EXTRACTED INFORMATION:
****************************************
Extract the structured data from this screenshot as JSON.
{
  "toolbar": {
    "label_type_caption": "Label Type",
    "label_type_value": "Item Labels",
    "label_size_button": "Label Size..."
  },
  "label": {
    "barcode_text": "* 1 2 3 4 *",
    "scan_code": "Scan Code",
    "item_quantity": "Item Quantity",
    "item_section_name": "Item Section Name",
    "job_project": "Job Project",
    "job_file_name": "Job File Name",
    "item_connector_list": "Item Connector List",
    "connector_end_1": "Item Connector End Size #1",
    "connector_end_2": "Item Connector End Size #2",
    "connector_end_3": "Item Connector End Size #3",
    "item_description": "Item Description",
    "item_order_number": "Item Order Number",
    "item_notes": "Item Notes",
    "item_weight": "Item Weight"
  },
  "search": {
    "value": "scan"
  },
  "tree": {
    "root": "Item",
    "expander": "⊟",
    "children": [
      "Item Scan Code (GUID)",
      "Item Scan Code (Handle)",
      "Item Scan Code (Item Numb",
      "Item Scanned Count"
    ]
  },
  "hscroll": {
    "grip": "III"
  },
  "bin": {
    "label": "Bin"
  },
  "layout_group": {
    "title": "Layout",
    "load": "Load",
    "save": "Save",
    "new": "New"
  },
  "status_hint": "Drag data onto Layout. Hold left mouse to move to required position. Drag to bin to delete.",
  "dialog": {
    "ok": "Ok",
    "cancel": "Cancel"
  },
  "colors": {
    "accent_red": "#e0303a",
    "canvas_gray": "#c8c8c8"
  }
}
****************************************
WHAT IS REQUIRED: Return the whole listing exactly, with every line included.

EXPECTED ANSWER:
Extract the structured data from this screenshot as JSON.
{
  "toolbar": {
    "label_type_caption": "Label Type",
    "label_type_value": "Item Labels",
    "label_size_button": "Label Size..."
  },
  "label": {
    "barcode_text": "* 1 2 3 4 *",
    "scan_code": "Scan Code",
    "item_quantity": "Item Quantity",
    "item_section_name": "Item Section Name",
    "job_project": "Job Project",
    "job_file_name": "Job File Name",
    "item_connector_list": "Item Connector List",
    "connector_end_1": "Item Connector End Size #1",
    "connector_end_2": "Item Connector End Size #2",
    "connector_end_3": "Item Connector End Size #3",
    "item_description": "Item Description",
    "item_order_number": "Item Order Number",
    "item_notes": "Item Notes",
    "item_weight": "Item Weight"
  },
  "search": {
    "value": "scan"
  },
  "tree": {
    "root": "Item",
    "expander": "⊟",
    "children": [
      "Item Scan Code (GUID)",
      "Item Scan Code (Handle)",
      "Item Scan Code (Item Numb",
      "Item Scanned Count"
    ]
  },
  "hscroll": {
    "grip": "III"
  },
  "bin": {
    "label": "Bin"
  },
  "layout_group": {
    "title": "Layout",
    "load": "Load",
    "save": "Save",
    "new": "New"
  },
  "status_hint": "Drag data onto Layout. Hold left mouse to move to required position. Drag to bin to delete.",
  "dialog": {
    "ok": "Ok",
    "cancel": "Cancel"
  },
  "colors": {
    "accent_red": "#e0303a",
    "canvas_gray": "#c8c8c8"
  }
}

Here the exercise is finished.